**Excerpted records**
::::

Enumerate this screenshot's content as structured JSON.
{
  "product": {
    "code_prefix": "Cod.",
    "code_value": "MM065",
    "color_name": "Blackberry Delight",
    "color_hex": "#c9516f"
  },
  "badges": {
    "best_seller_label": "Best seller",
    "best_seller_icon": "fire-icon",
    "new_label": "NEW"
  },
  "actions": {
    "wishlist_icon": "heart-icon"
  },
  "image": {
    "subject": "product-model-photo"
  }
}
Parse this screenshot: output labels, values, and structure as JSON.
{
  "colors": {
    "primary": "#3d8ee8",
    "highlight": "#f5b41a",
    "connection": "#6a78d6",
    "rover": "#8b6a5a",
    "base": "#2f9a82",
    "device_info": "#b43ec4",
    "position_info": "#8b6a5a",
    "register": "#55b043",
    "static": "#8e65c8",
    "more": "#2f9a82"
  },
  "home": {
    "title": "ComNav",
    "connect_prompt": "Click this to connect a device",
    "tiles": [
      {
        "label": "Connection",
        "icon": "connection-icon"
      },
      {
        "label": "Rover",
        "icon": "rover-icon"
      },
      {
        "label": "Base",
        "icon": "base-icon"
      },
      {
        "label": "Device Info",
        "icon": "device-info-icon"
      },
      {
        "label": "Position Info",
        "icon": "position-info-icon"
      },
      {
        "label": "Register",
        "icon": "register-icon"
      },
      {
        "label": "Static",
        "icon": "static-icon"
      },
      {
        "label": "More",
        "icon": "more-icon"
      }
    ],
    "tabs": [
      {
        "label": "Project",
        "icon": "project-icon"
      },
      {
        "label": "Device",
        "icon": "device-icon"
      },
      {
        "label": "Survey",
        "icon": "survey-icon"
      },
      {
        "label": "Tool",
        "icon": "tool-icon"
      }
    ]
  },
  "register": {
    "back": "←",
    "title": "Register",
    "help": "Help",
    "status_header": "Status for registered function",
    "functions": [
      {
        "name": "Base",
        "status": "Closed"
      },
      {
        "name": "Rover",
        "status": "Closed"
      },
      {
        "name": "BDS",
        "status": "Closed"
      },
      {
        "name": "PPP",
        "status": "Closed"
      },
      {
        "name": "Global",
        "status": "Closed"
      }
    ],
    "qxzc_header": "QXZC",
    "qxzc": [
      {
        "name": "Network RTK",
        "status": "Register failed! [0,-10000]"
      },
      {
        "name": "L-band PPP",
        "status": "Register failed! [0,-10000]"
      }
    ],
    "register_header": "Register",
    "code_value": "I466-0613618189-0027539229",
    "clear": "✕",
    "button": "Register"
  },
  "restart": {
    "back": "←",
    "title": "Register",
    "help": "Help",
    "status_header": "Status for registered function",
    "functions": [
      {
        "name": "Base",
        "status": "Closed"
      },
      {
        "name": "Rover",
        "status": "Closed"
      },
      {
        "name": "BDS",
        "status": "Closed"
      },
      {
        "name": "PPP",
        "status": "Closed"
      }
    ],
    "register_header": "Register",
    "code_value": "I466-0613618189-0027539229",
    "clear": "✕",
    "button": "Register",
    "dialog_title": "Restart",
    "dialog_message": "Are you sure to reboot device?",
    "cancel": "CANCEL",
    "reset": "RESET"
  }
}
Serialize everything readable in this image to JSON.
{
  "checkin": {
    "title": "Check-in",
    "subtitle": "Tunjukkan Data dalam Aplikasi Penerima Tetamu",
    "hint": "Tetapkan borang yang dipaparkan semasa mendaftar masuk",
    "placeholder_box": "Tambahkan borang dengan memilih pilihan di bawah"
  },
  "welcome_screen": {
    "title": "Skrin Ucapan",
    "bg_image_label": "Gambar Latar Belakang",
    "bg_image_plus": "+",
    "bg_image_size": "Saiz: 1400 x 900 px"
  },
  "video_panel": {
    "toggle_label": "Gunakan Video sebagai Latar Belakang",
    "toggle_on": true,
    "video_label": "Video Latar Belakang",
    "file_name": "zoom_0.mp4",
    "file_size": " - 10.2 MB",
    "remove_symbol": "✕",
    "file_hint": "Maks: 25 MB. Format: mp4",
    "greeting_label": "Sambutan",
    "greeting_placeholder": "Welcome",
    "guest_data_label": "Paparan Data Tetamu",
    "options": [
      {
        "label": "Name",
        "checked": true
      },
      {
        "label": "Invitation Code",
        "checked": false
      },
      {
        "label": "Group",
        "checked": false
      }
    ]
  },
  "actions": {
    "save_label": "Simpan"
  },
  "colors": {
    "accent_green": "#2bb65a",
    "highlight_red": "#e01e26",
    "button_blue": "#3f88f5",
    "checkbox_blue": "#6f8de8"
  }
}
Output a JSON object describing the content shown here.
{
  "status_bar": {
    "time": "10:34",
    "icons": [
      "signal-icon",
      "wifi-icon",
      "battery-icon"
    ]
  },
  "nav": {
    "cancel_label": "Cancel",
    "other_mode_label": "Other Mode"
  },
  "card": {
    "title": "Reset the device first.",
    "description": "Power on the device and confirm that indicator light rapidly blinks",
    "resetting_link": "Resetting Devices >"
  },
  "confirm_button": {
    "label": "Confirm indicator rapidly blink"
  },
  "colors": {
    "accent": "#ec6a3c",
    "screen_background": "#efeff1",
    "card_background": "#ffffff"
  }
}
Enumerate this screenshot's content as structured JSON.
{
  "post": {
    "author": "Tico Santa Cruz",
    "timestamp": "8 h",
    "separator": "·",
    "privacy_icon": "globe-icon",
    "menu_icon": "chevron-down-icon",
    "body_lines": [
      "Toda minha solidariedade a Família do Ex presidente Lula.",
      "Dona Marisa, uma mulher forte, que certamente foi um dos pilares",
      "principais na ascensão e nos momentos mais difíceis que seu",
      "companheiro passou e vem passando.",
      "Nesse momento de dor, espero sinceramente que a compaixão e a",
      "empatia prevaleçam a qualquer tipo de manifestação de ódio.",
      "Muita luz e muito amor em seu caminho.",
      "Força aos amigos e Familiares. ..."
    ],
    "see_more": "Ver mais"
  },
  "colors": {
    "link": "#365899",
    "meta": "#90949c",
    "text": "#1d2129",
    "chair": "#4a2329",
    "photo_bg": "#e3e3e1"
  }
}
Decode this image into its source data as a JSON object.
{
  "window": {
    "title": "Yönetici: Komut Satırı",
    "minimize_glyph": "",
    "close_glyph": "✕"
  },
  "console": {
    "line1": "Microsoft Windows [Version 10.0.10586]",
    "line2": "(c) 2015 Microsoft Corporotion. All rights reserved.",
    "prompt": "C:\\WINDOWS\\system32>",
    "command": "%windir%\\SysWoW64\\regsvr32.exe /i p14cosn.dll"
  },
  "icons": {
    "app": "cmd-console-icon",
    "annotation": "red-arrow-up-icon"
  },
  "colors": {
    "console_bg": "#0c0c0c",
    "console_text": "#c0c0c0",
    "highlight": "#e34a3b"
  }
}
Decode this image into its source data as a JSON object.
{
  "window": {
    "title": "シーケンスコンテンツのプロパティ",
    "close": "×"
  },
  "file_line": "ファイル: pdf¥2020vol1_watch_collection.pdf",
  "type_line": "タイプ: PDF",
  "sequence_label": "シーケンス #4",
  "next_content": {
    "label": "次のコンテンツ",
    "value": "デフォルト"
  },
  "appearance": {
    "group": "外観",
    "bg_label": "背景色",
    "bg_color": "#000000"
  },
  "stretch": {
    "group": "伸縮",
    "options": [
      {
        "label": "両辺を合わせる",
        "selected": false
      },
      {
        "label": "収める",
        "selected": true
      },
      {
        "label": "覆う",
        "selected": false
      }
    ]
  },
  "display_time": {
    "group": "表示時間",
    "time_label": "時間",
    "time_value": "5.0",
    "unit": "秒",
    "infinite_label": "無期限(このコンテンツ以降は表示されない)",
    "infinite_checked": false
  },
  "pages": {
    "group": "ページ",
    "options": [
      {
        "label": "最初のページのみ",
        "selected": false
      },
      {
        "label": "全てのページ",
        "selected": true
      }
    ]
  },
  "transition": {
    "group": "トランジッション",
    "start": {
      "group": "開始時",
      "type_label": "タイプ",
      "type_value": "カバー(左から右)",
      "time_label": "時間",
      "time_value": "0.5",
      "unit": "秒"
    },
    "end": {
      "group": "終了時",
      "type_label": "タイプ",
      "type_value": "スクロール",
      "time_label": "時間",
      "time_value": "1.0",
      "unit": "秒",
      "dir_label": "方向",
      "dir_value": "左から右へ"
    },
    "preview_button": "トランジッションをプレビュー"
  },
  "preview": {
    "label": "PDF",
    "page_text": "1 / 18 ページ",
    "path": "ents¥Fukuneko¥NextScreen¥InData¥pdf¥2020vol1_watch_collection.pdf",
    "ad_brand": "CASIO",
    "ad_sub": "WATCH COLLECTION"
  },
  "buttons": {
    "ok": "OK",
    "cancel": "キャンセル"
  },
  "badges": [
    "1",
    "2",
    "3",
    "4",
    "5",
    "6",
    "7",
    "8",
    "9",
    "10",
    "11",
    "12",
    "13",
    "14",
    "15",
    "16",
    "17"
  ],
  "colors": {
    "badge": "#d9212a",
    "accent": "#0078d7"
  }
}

::::

**What to work on**
Each line above that includes "Tetamu" counts once; state the total and nothing more.

**Exercise solution**
2